— EXERCISE —
Repeat every record below exactly, leaving out the pictures.

--- begin ---

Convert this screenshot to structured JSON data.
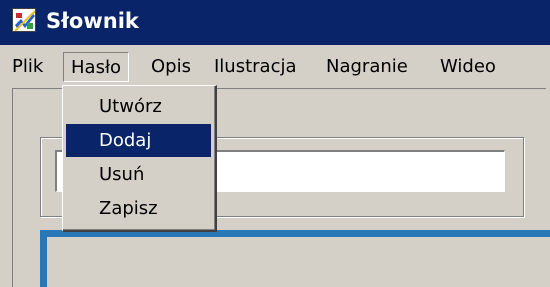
{
  "window": {
    "title": "Słownik",
    "icon": "dictionary-app-icon"
  },
  "menubar": {
    "items": [
      {
        "label": "Plik"
      },
      {
        "label": "Hasło"
      },
      {
        "label": "Opis"
      },
      {
        "label": "Ilustracja"
      },
      {
        "label": "Nagranie"
      },
      {
        "label": "Wideo"
      }
    ]
  },
  "dropdown": {
    "open_menu": "Hasło",
    "items": [
      {
        "label": "Utwórz"
      },
      {
        "label": "Dodaj",
        "selected": true
      },
      {
        "label": "Usuń"
      },
      {
        "label": "Zapisz"
      }
    ]
  },
  "main": {
    "entry_value": ""
  },
  "colors": {
    "titlebar": "#0a246a",
    "menu_highlight": "#0a246a",
    "face": "#d4d0c8",
    "panel_border": "#2878b8"
  }
}
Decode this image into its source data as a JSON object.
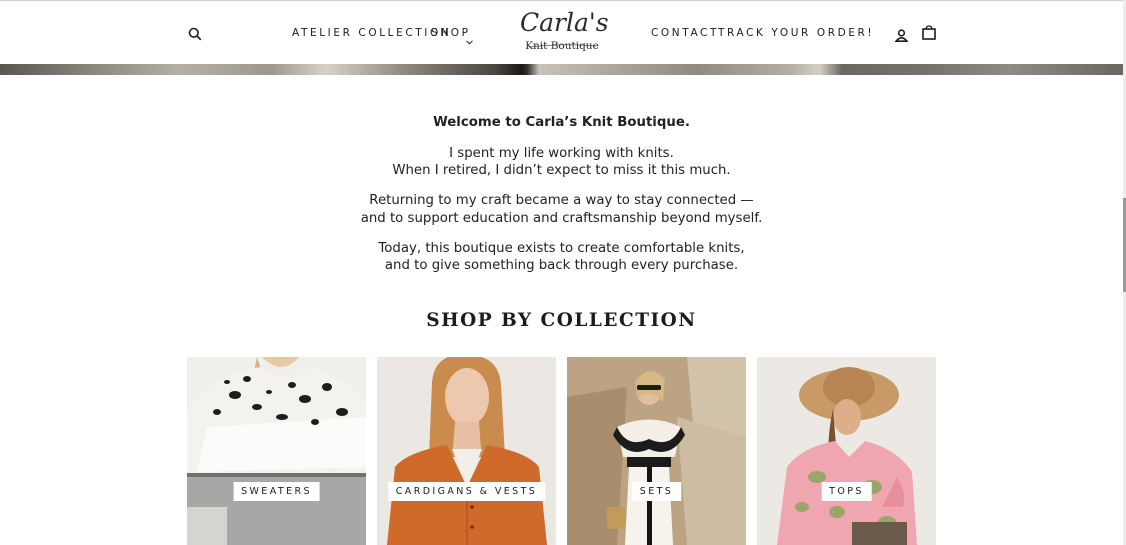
{
  "header": {
    "nav_left": [
      "Atelier Collection",
      "Shop"
    ],
    "nav_right": [
      "Contact",
      "Track your order!"
    ],
    "logo": {
      "name": "Carla's",
      "tagline": "Knit Boutique"
    },
    "icons": [
      "search-icon",
      "chevron-down-icon",
      "user-account-icon",
      "shopping-bag-icon"
    ]
  },
  "intro": {
    "welcome": "Welcome to Carla’s Knit Boutique.",
    "p1_line1": "I spent my life working with knits.",
    "p1_line2": "When I retired, I didn’t expect to miss it this much.",
    "p2_line1": "Returning to my craft became a way to stay connected —",
    "p2_line2": "and to support education and craftsmanship beyond myself.",
    "p3_line1": "Today, this boutique exists to create comfortable knits,",
    "p3_line2": "and to give something back through every purchase."
  },
  "collections": {
    "title": "SHOP BY COLLECTION",
    "items": [
      {
        "label": "Sweaters"
      },
      {
        "label": "Cardigans & Vests"
      },
      {
        "label": "Sets"
      },
      {
        "label": "Tops"
      }
    ]
  },
  "colors": {
    "text": "#1c1c1c",
    "background": "#ffffff"
  }
}
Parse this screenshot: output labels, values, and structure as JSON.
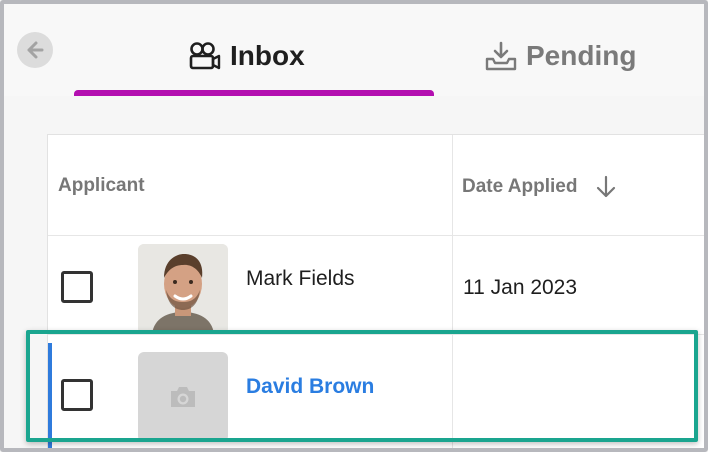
{
  "header": {
    "back_icon": "arrow-left-icon",
    "tabs": [
      {
        "label": "Inbox",
        "icon": "video-camera-icon",
        "active": true
      },
      {
        "label": "Pending",
        "icon": "inbox-tray-download-icon",
        "active": false
      }
    ],
    "active_color": "#b30fb0"
  },
  "table": {
    "columns": [
      {
        "label": "Applicant"
      },
      {
        "label": "Date Applied",
        "sort": "descending",
        "sort_icon": "arrow-down-icon"
      }
    ],
    "rows": [
      {
        "name": "Mark Fields",
        "date": "11 Jan 2023",
        "avatar": "photo",
        "selected": false
      },
      {
        "name": "David Brown",
        "date": "",
        "avatar": "camera-placeholder-icon",
        "selected": true
      }
    ]
  },
  "colors": {
    "link": "#2a7de1",
    "selected_bar": "#2f7bdc",
    "highlight": "#1aa58f"
  }
}
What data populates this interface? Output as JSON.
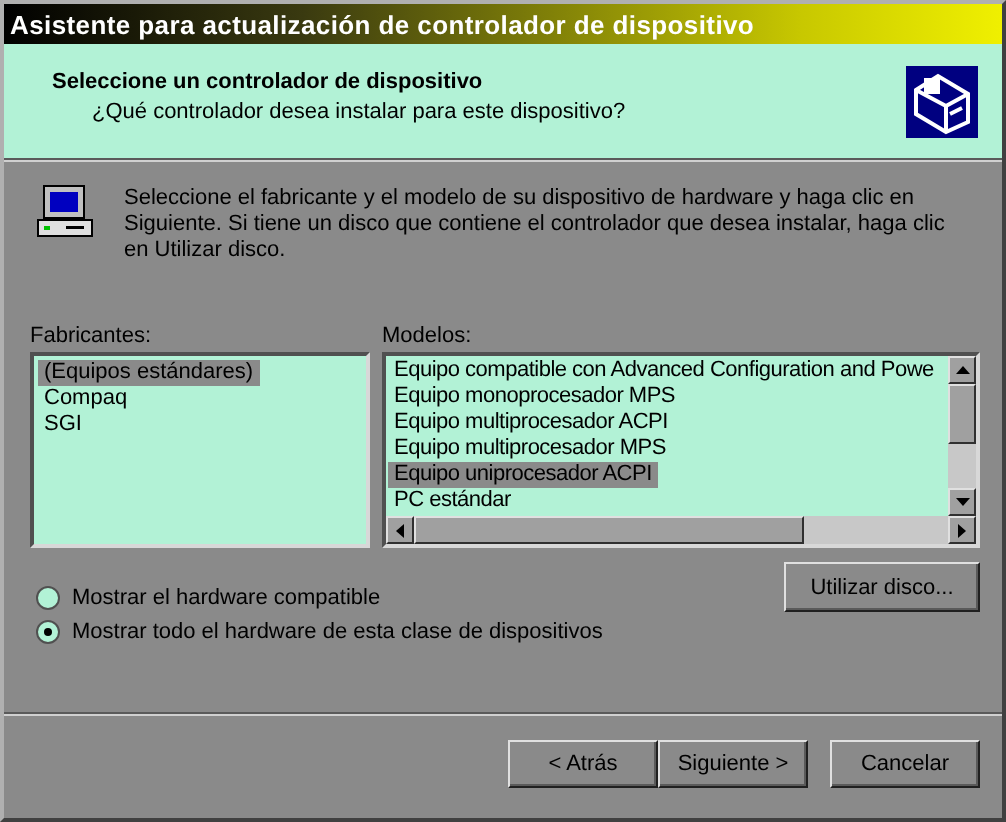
{
  "window": {
    "title": "Asistente para actualización de controlador de dispositivo"
  },
  "header": {
    "title": "Seleccione un controlador de dispositivo",
    "subtitle": "¿Qué controlador desea instalar para este dispositivo?"
  },
  "instructions": "Seleccione el fabricante y el modelo de su dispositivo de hardware y haga clic en Siguiente. Si tiene un disco que contiene el controlador que desea instalar, haga clic en Utilizar disco.",
  "manufacturers": {
    "label": "Fabricantes:",
    "items": [
      {
        "text": "(Equipos estándares)",
        "selected": true
      },
      {
        "text": "Compaq",
        "selected": false
      },
      {
        "text": "SGI",
        "selected": false
      }
    ]
  },
  "models": {
    "label": "Modelos:",
    "items": [
      {
        "text": "Equipo compatible con Advanced Configuration and Powe",
        "selected": false
      },
      {
        "text": "Equipo monoprocesador MPS",
        "selected": false
      },
      {
        "text": "Equipo multiprocesador ACPI",
        "selected": false
      },
      {
        "text": "Equipo multiprocesador MPS",
        "selected": false
      },
      {
        "text": "Equipo uniprocesador ACPI",
        "selected": true
      },
      {
        "text": "PC estándar",
        "selected": false
      }
    ]
  },
  "have_disk_button": "Utilizar disco...",
  "options": [
    {
      "label": "Mostrar el hardware compatible",
      "selected": false
    },
    {
      "label": "Mostrar todo el hardware de esta clase de dispositivos",
      "selected": true
    }
  ],
  "buttons": [
    "< Atrás",
    "Siguiente >",
    "Cancelar"
  ]
}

--- end ---

— RIGHT ANSWER —
Convert this screenshot to structured JSON data.
{
  "window": {
    "title": "Słownik",
    "icon": "dictionary-app-icon"
  },
  "menubar": {
    "items": [
      {
        "label": "Plik"
      },
      {
        "label": "Hasło"
      },
      {
        "label": "Opis"
      },
      {
        "label": "Ilustracja"
      },
      {
        "label": "Nagranie"
      },
      {
        "label": "Wideo"
      }
    ]
  },
  "dropdown": {
    "open_menu": "Hasło",
    "items": [
      {
        "label": "Utwórz"
      },
      {
        "label": "Dodaj",
        "selected": true
      },
      {
        "label": "Usuń"
      },
      {
        "label": "Zapisz"
      }
    ]
  },
  "main": {
    "entry_value": ""
  },
  "colors": {
    "titlebar": "#0a246a",
    "menu_highlight": "#0a246a",
    "face": "#d4d0c8",
    "panel_border": "#2878b8"
  }
}
Decode this image into its source data as a JSON object.
{
  "header": {
    "nav_left": [
      "Atelier Collection",
      "Shop"
    ],
    "nav_right": [
      "Contact",
      "Track your order!"
    ],
    "logo": {
      "name": "Carla's",
      "tagline": "Knit Boutique"
    },
    "icons": [
      "search-icon",
      "chevron-down-icon",
      "user-account-icon",
      "shopping-bag-icon"
    ]
  },
  "intro": {
    "welcome": "Welcome to Carla’s Knit Boutique.",
    "p1_line1": "I spent my life working with knits.",
    "p1_line2": "When I retired, I didn’t expect to miss it this much.",
    "p2_line1": "Returning to my craft became a way to stay connected —",
    "p2_line2": "and to support education and craftsmanship beyond myself.",
    "p3_line1": "Today, this boutique exists to create comfortable knits,",
    "p3_line2": "and to give something back through every purchase."
  },
  "collections": {
    "title": "SHOP BY COLLECTION",
    "items": [
      {
        "label": "Sweaters"
      },
      {
        "label": "Cardigans & Vests"
      },
      {
        "label": "Sets"
      },
      {
        "label": "Tops"
      }
    ]
  },
  "colors": {
    "text": "#1c1c1c",
    "background": "#ffffff"
  }
}
Parse this screenshot: output labels, values, and structure as JSON.
{
  "header": {
    "back_icon": "arrow-left-icon",
    "tabs": [
      {
        "label": "Inbox",
        "icon": "video-camera-icon",
        "active": true
      },
      {
        "label": "Pending",
        "icon": "inbox-tray-download-icon",
        "active": false
      }
    ],
    "active_color": "#b30fb0"
  },
  "table": {
    "columns": [
      {
        "label": "Applicant"
      },
      {
        "label": "Date Applied",
        "sort": "descending",
        "sort_icon": "arrow-down-icon"
      }
    ],
    "rows": [
      {
        "name": "Mark Fields",
        "date": "11 Jan 2023",
        "avatar": "photo",
        "selected": false
      },
      {
        "name": "David Brown",
        "date": "",
        "avatar": "camera-placeholder-icon",
        "selected": true
      }
    ]
  },
  "colors": {
    "link": "#2a7de1",
    "selected_bar": "#2f7bdc",
    "highlight": "#1aa58f"
  }
}
What data populates this interface? Output as JSON.
{
  "window": {
    "title": "Asistente para actualización de controlador de dispositivo"
  },
  "header": {
    "title": "Seleccione un controlador de dispositivo",
    "subtitle": "¿Qué controlador desea instalar para este dispositivo?"
  },
  "instructions": "Seleccione el fabricante y el modelo de su dispositivo de hardware y haga clic en Siguiente. Si tiene un disco que contiene el controlador que desea instalar, haga clic en Utilizar disco.",
  "manufacturers": {
    "label": "Fabricantes:",
    "items": [
      {
        "text": "(Equipos estándares)",
        "selected": true
      },
      {
        "text": "Compaq",
        "selected": false
      },
      {
        "text": "SGI",
        "selected": false
      }
    ]
  },
  "models": {
    "label": "Modelos:",
    "items": [
      {
        "text": "Equipo compatible con Advanced Configuration and Powe",
        "selected": false
      },
      {
        "text": "Equipo monoprocesador MPS",
        "selected": false
      },
      {
        "text": "Equipo multiprocesador ACPI",
        "selected": false
      },
      {
        "text": "Equipo multiprocesador MPS",
        "selected": false
      },
      {
        "text": "Equipo uniprocesador ACPI",
        "selected": true
      },
      {
        "text": "PC estándar",
        "selected": false
      }
    ]
  },
  "have_disk_button": "Utilizar disco...",
  "options": [
    {
      "label": "Mostrar el hardware compatible",
      "selected": false
    },
    {
      "label": "Mostrar todo el hardware de esta clase de dispositivos",
      "selected": true
    }
  ],
  "buttons": [
    "< Atrás",
    "Siguiente >",
    "Cancelar"
  ]
}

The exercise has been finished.